**AIM OF THE EXERCISE:** What lines of the data include the string "ถนนเทศบาลนฤมาล"? Copy them all.

**Collected data:**

───

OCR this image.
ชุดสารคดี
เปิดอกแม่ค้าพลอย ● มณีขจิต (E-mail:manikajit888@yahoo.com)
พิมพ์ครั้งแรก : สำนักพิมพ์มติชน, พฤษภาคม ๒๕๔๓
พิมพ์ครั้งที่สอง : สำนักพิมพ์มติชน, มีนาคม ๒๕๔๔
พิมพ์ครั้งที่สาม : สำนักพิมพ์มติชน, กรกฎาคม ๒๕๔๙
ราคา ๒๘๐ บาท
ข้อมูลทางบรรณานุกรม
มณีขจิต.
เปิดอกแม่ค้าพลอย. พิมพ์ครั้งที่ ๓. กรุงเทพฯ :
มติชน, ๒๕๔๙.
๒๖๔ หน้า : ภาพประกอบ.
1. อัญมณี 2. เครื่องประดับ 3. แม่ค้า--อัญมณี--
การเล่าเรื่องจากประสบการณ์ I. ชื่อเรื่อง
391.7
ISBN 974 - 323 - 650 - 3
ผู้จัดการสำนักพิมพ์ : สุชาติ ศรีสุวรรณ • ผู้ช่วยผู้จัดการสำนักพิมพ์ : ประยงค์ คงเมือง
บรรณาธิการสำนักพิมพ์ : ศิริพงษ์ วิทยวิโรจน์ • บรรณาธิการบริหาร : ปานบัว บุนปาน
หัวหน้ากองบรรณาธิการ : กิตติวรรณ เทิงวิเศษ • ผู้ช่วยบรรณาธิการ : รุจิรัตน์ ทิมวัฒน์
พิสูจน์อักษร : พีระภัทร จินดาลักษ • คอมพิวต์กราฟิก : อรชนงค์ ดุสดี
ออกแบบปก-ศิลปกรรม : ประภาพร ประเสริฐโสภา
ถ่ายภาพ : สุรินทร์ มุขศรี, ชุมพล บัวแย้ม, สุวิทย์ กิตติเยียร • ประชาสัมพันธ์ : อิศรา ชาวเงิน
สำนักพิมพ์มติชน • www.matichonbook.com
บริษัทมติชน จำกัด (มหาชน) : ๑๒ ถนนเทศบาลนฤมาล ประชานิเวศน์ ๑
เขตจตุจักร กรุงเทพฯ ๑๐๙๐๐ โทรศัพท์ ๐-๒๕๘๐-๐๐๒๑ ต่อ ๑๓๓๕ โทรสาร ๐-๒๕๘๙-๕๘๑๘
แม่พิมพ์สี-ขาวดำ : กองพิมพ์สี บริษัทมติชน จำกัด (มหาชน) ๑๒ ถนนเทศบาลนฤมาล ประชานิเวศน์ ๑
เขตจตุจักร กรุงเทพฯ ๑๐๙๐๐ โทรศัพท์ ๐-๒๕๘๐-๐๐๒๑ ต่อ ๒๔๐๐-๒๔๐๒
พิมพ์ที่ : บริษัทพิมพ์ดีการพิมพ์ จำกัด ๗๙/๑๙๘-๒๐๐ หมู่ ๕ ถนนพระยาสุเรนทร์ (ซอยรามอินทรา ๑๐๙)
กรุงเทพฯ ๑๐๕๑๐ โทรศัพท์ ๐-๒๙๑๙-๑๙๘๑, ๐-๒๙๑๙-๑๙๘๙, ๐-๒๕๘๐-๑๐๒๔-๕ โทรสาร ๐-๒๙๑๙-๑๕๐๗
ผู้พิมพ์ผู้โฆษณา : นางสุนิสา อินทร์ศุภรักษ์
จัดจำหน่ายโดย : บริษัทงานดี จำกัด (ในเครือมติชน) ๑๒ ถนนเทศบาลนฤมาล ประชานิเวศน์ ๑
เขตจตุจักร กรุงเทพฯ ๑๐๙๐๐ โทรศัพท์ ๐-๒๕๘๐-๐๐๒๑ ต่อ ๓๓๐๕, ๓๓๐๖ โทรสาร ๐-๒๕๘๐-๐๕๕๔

───

**WRITTEN RESPONSE:**
บริษัทมติชน จำกัด (มหาชน) : ๑๒ ถนนเทศบาลนฤมาล ประชานิเวศน์ ๑
แม่พิมพ์สี-ขาวดำ : กองพิมพ์สี บริษัทมติชน จำกัด (มหาชน) ๑๒ ถนนเทศบาลนฤมาล ประชานิเวศน์ ๑
จัดจำหน่ายโดย : บริษัทงานดี จำกัด (ในเครือมติชน) ๑๒ ถนนเทศบาลนฤมาล ประชานิเวศน์ ๑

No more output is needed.